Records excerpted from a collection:

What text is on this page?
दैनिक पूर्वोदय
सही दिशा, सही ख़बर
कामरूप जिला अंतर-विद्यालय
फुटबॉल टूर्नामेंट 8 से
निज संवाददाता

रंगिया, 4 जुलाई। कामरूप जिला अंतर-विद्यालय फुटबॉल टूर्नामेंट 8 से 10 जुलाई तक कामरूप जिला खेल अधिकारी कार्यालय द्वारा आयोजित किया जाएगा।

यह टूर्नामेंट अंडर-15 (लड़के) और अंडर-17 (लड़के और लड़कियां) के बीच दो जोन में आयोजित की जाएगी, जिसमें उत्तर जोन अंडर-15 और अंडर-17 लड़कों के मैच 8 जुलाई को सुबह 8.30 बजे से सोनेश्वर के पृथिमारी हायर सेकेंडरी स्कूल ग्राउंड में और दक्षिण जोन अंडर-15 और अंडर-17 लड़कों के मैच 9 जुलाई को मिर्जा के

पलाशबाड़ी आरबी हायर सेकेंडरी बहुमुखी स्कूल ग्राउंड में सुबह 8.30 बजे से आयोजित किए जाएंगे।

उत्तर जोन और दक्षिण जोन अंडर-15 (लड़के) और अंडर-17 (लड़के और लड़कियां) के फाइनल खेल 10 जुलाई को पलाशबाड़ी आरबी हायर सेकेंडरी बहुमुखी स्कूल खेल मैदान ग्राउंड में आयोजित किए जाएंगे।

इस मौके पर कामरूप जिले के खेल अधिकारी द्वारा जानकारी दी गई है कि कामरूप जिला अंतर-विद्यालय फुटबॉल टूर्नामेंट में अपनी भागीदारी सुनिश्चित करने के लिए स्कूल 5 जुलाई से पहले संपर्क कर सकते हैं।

**Short task**
Reproduce the complete set of lines precisely as supplied.

**Solution for this exercise**
What text is on this page?
दैनिक पूर्वोदय
सही दिशा, सही ख़बर
कामरूप जिला अंतर-विद्यालय
फुटबॉल टूर्नामेंट 8 से
निज संवाददाता

रंगिया, 4 जुलाई। कामरूप जिला अंतर-विद्यालय फुटबॉल टूर्नामेंट 8 से 10 जुलाई तक कामरूप जिला खेल अधिकारी कार्यालय द्वारा आयोजित किया जाएगा।

यह टूर्नामेंट अंडर-15 (लड़के) और अंडर-17 (लड़के और लड़कियां) के बीच दो जोन में आयोजित की जाएगी, जिसमें उत्तर जोन अंडर-15 और अंडर-17 लड़कों के मैच 8 जुलाई को सुबह 8.30 बजे से सोनेश्वर के पृथिमारी हायर सेकेंडरी स्कूल ग्राउंड में और दक्षिण जोन अंडर-15 और अंडर-17 लड़कों के मैच 9 जुलाई को मिर्जा के

पलाशबाड़ी आरबी हायर सेकेंडरी बहुमुखी स्कूल ग्राउंड में सुबह 8.30 बजे से आयोजित किए जाएंगे।

उत्तर जोन और दक्षिण जोन अंडर-15 (लड़के) और अंडर-17 (लड़के और लड़कियां) के फाइनल खेल 10 जुलाई को पलाशबाड़ी आरबी हायर सेकेंडरी बहुमुखी स्कूल खेल मैदान ग्राउंड में आयोजित किए जाएंगे।

इस मौके पर कामरूप जिले के खेल अधिकारी द्वारा जानकारी दी गई है कि कामरूप जिला अंतर-विद्यालय फुटबॉल टूर्नामेंट में अपनी भागीदारी सुनिश्चित करने के लिए स्कूल 5 जुलाई से पहले संपर्क कर सकते हैं।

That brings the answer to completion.